(Dataset listings of figures)
____________________

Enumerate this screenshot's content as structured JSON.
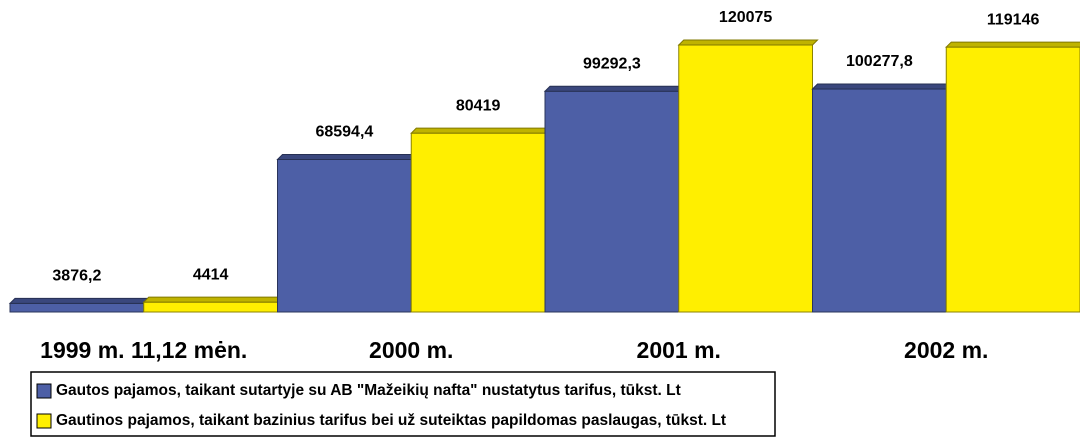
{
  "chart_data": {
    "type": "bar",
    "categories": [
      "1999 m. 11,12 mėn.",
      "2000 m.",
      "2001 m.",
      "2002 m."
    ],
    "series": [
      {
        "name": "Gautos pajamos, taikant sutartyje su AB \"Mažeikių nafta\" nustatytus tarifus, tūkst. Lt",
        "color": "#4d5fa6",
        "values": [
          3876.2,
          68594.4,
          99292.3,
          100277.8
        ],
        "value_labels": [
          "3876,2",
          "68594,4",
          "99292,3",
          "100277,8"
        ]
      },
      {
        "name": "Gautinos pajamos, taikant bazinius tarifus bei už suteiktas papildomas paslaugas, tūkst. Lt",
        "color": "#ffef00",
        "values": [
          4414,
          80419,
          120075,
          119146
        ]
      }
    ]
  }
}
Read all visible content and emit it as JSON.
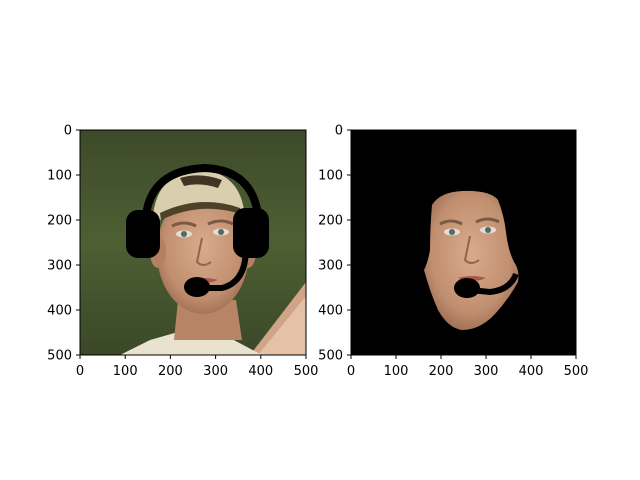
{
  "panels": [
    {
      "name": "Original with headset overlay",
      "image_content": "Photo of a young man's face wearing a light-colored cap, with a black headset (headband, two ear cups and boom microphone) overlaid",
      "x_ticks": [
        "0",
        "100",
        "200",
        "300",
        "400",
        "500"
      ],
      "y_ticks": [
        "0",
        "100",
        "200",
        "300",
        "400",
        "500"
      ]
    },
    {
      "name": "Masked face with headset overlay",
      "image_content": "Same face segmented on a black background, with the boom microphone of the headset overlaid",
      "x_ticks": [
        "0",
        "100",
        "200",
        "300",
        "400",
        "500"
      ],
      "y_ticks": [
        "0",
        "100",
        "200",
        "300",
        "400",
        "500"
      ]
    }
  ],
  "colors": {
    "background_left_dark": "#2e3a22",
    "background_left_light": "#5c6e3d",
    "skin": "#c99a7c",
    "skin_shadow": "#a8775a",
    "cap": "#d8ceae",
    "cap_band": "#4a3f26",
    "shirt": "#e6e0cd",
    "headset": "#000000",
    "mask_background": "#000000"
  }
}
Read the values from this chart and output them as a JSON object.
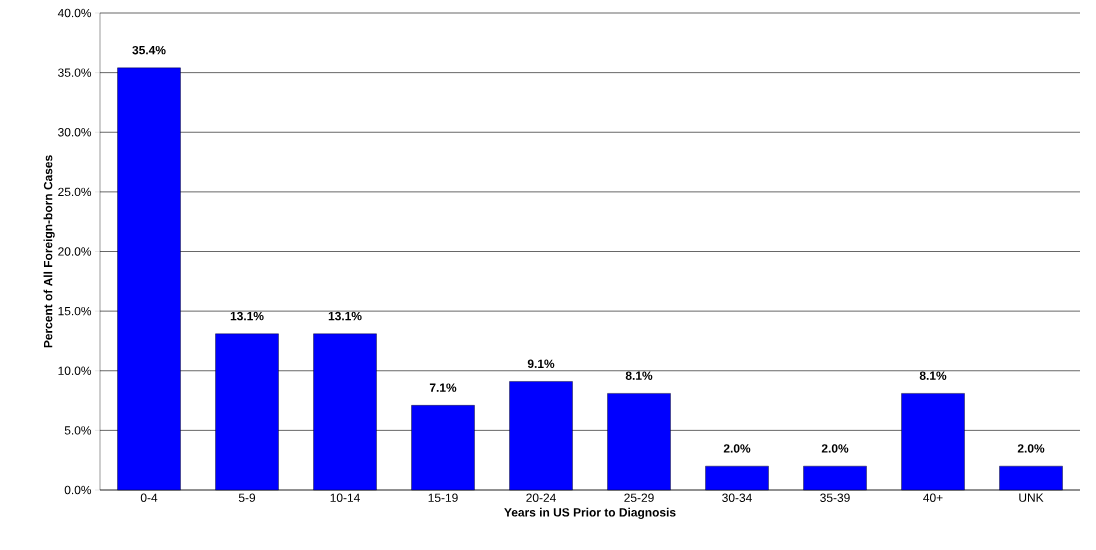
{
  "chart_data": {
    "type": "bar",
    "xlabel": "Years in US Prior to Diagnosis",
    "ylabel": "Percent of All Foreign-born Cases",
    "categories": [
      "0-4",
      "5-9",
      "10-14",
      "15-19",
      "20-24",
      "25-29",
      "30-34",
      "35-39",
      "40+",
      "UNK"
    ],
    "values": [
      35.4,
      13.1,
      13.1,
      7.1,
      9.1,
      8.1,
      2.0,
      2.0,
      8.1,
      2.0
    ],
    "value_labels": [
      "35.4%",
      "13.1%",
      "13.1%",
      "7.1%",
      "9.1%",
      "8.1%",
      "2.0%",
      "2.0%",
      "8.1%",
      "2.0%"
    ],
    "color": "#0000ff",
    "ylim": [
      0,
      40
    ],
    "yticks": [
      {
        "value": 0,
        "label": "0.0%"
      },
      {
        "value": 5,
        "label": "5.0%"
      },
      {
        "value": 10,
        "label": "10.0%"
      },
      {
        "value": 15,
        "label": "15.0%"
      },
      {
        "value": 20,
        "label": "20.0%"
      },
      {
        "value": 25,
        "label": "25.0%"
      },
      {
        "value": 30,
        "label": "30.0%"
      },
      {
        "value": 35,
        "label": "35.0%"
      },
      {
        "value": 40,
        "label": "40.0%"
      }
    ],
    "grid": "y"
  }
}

____________________

JOB =
Write the listing out a second time exactly, dropping all images.

RESPONSE FOR THIS EXERCISE =
Enumerate this screenshot's content as structured JSON.
{
  "chart_data": {
    "type": "bar",
    "categories": [
      "1999 m. 11,12 mėn.",
      "2000 m.",
      "2001 m.",
      "2002 m."
    ],
    "series": [
      {
        "name": "Gautos pajamos, taikant sutartyje su AB \"Mažeikių nafta\" nustatytus tarifus, tūkst. Lt",
        "color": "#4d5fa6",
        "values": [
          3876.2,
          68594.4,
          99292.3,
          100277.8
        ],
        "value_labels": [
          "3876,2",
          "68594,4",
          "99292,3",
          "100277,8"
        ]
      },
      {
        "name": "Gautinos pajamos, taikant bazinius tarifus bei už suteiktas papildomas paslaugas, tūkst. Lt",
        "color": "#ffef00",
        "values": [
          4414,
          80419,
          120075,
          119146
        ]
      }
    ]
  }
}
Read all visible content and emit it as JSON.
{
  "panels": [
    {
      "name": "Original with headset overlay",
      "image_content": "Photo of a young man's face wearing a light-colored cap, with a black headset (headband, two ear cups and boom microphone) overlaid",
      "x_ticks": [
        "0",
        "100",
        "200",
        "300",
        "400",
        "500"
      ],
      "y_ticks": [
        "0",
        "100",
        "200",
        "300",
        "400",
        "500"
      ]
    },
    {
      "name": "Masked face with headset overlay",
      "image_content": "Same face segmented on a black background, with the boom microphone of the headset overlaid",
      "x_ticks": [
        "0",
        "100",
        "200",
        "300",
        "400",
        "500"
      ],
      "y_ticks": [
        "0",
        "100",
        "200",
        "300",
        "400",
        "500"
      ]
    }
  ],
  "colors": {
    "background_left_dark": "#2e3a22",
    "background_left_light": "#5c6e3d",
    "skin": "#c99a7c",
    "skin_shadow": "#a8775a",
    "cap": "#d8ceae",
    "cap_band": "#4a3f26",
    "shirt": "#e6e0cd",
    "headset": "#000000",
    "mask_background": "#000000"
  }
}
Read the values from this chart and output them as a JSON object.
{
  "chart_data": {
    "type": "bar",
    "xlabel": "Years in US Prior to Diagnosis",
    "ylabel": "Percent of All Foreign-born Cases",
    "categories": [
      "0-4",
      "5-9",
      "10-14",
      "15-19",
      "20-24",
      "25-29",
      "30-34",
      "35-39",
      "40+",
      "UNK"
    ],
    "values": [
      35.4,
      13.1,
      13.1,
      7.1,
      9.1,
      8.1,
      2.0,
      2.0,
      8.1,
      2.0
    ],
    "value_labels": [
      "35.4%",
      "13.1%",
      "13.1%",
      "7.1%",
      "9.1%",
      "8.1%",
      "2.0%",
      "2.0%",
      "8.1%",
      "2.0%"
    ],
    "color": "#0000ff",
    "ylim": [
      0,
      40
    ],
    "yticks": [
      {
        "value": 0,
        "label": "0.0%"
      },
      {
        "value": 5,
        "label": "5.0%"
      },
      {
        "value": 10,
        "label": "10.0%"
      },
      {
        "value": 15,
        "label": "15.0%"
      },
      {
        "value": 20,
        "label": "20.0%"
      },
      {
        "value": 25,
        "label": "25.0%"
      },
      {
        "value": 30,
        "label": "30.0%"
      },
      {
        "value": 35,
        "label": "35.0%"
      },
      {
        "value": 40,
        "label": "40.0%"
      }
    ],
    "grid": "y"
  }
}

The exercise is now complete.